## WORK TO COMPLETE
Reproduce the records below in full and exactly, without their images.

## PROVIDED MATERIAL
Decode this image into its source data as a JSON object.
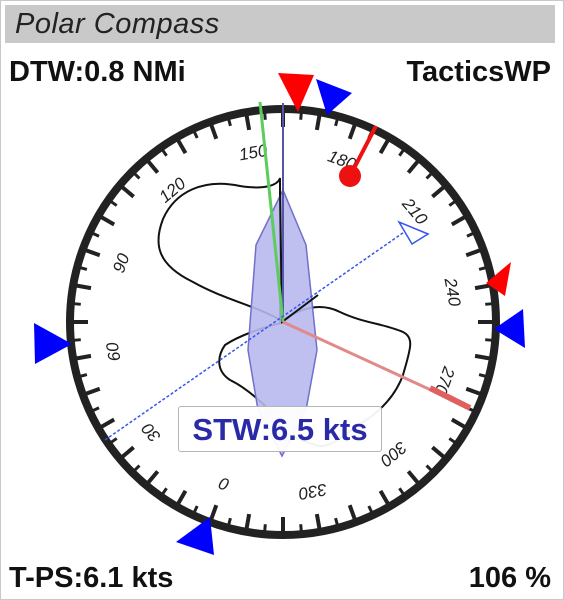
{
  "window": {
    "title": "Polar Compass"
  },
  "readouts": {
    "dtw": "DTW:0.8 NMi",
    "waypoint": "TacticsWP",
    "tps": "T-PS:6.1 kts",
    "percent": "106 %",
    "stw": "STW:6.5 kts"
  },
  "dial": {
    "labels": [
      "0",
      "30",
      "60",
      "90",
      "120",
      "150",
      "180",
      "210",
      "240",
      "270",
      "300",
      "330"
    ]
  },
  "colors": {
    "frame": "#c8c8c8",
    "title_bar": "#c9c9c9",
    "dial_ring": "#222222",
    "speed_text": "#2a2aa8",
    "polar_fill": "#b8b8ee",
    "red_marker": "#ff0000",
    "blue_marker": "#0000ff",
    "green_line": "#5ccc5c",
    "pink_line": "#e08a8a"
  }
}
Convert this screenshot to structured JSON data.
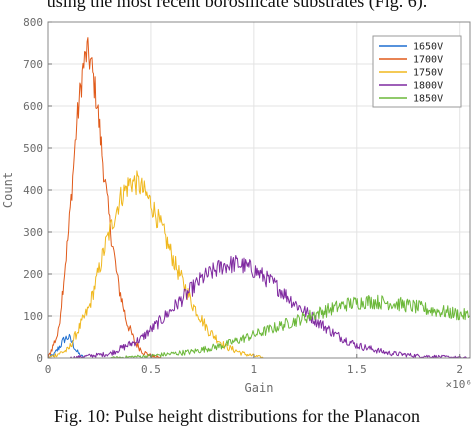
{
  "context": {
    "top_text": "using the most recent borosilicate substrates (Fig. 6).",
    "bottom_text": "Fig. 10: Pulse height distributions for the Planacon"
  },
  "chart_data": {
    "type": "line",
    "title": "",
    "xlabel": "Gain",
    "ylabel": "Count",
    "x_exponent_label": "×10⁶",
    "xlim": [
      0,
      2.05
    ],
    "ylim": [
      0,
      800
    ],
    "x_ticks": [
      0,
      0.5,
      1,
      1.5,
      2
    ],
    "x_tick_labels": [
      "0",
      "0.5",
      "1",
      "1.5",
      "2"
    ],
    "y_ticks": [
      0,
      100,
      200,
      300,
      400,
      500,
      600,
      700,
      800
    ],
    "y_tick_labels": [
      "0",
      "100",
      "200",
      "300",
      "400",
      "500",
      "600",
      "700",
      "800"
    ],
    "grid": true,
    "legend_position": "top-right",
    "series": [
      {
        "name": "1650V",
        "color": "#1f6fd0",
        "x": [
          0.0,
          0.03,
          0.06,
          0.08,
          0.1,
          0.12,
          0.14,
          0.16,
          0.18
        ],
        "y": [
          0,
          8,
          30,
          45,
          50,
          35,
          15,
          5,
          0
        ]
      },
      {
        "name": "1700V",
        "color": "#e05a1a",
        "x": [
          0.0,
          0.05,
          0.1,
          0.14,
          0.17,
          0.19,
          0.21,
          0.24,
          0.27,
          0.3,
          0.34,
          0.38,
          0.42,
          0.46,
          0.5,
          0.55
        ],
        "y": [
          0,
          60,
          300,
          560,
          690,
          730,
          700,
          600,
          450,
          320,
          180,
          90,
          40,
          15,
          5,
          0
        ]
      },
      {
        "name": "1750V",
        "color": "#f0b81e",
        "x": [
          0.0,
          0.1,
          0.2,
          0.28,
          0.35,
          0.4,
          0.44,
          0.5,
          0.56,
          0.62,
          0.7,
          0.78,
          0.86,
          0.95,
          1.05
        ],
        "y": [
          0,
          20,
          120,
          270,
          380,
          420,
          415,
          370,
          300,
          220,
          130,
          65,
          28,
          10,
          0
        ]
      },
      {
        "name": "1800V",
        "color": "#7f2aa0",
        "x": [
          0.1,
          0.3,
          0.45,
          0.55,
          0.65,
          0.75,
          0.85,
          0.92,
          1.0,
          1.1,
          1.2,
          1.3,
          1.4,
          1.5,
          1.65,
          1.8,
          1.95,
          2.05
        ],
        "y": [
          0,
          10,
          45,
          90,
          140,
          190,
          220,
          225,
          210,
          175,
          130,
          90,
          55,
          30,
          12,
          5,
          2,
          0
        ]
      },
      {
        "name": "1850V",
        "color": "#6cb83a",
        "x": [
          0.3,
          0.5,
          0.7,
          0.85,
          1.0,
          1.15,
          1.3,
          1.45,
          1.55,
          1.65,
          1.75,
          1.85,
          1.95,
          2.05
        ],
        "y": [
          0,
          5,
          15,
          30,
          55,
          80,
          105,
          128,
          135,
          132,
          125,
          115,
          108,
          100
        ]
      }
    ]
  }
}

## EXERCISE SOLUTION
Decode this image into its source data as a JSON object.
{
  "window": {
    "title": "Polar Compass"
  },
  "readouts": {
    "dtw": "DTW:0.8 NMi",
    "waypoint": "TacticsWP",
    "tps": "T-PS:6.1 kts",
    "percent": "106 %",
    "stw": "STW:6.5 kts"
  },
  "dial": {
    "labels": [
      "0",
      "30",
      "60",
      "90",
      "120",
      "150",
      "180",
      "210",
      "240",
      "270",
      "300",
      "330"
    ]
  },
  "colors": {
    "frame": "#c8c8c8",
    "title_bar": "#c9c9c9",
    "dial_ring": "#222222",
    "speed_text": "#2a2aa8",
    "polar_fill": "#b8b8ee",
    "red_marker": "#ff0000",
    "blue_marker": "#0000ff",
    "green_line": "#5ccc5c",
    "pink_line": "#e08a8a"
  }
}
Convert this screenshot to structured JSON data.
{
  "context": {
    "top_text": "using the most recent borosilicate substrates (Fig. 6).",
    "bottom_text": "Fig. 10: Pulse height distributions for the Planacon"
  },
  "chart_data": {
    "type": "line",
    "title": "",
    "xlabel": "Gain",
    "ylabel": "Count",
    "x_exponent_label": "×10⁶",
    "xlim": [
      0,
      2.05
    ],
    "ylim": [
      0,
      800
    ],
    "x_ticks": [
      0,
      0.5,
      1,
      1.5,
      2
    ],
    "x_tick_labels": [
      "0",
      "0.5",
      "1",
      "1.5",
      "2"
    ],
    "y_ticks": [
      0,
      100,
      200,
      300,
      400,
      500,
      600,
      700,
      800
    ],
    "y_tick_labels": [
      "0",
      "100",
      "200",
      "300",
      "400",
      "500",
      "600",
      "700",
      "800"
    ],
    "grid": true,
    "legend_position": "top-right",
    "series": [
      {
        "name": "1650V",
        "color": "#1f6fd0",
        "x": [
          0.0,
          0.03,
          0.06,
          0.08,
          0.1,
          0.12,
          0.14,
          0.16,
          0.18
        ],
        "y": [
          0,
          8,
          30,
          45,
          50,
          35,
          15,
          5,
          0
        ]
      },
      {
        "name": "1700V",
        "color": "#e05a1a",
        "x": [
          0.0,
          0.05,
          0.1,
          0.14,
          0.17,
          0.19,
          0.21,
          0.24,
          0.27,
          0.3,
          0.34,
          0.38,
          0.42,
          0.46,
          0.5,
          0.55
        ],
        "y": [
          0,
          60,
          300,
          560,
          690,
          730,
          700,
          600,
          450,
          320,
          180,
          90,
          40,
          15,
          5,
          0
        ]
      },
      {
        "name": "1750V",
        "color": "#f0b81e",
        "x": [
          0.0,
          0.1,
          0.2,
          0.28,
          0.35,
          0.4,
          0.44,
          0.5,
          0.56,
          0.62,
          0.7,
          0.78,
          0.86,
          0.95,
          1.05
        ],
        "y": [
          0,
          20,
          120,
          270,
          380,
          420,
          415,
          370,
          300,
          220,
          130,
          65,
          28,
          10,
          0
        ]
      },
      {
        "name": "1800V",
        "color": "#7f2aa0",
        "x": [
          0.1,
          0.3,
          0.45,
          0.55,
          0.65,
          0.75,
          0.85,
          0.92,
          1.0,
          1.1,
          1.2,
          1.3,
          1.4,
          1.5,
          1.65,
          1.8,
          1.95,
          2.05
        ],
        "y": [
          0,
          10,
          45,
          90,
          140,
          190,
          220,
          225,
          210,
          175,
          130,
          90,
          55,
          30,
          12,
          5,
          2,
          0
        ]
      },
      {
        "name": "1850V",
        "color": "#6cb83a",
        "x": [
          0.3,
          0.5,
          0.7,
          0.85,
          1.0,
          1.15,
          1.3,
          1.45,
          1.55,
          1.65,
          1.75,
          1.85,
          1.95,
          2.05
        ],
        "y": [
          0,
          5,
          15,
          30,
          55,
          80,
          105,
          128,
          135,
          132,
          125,
          115,
          108,
          100
        ]
      }
    ]
  }
}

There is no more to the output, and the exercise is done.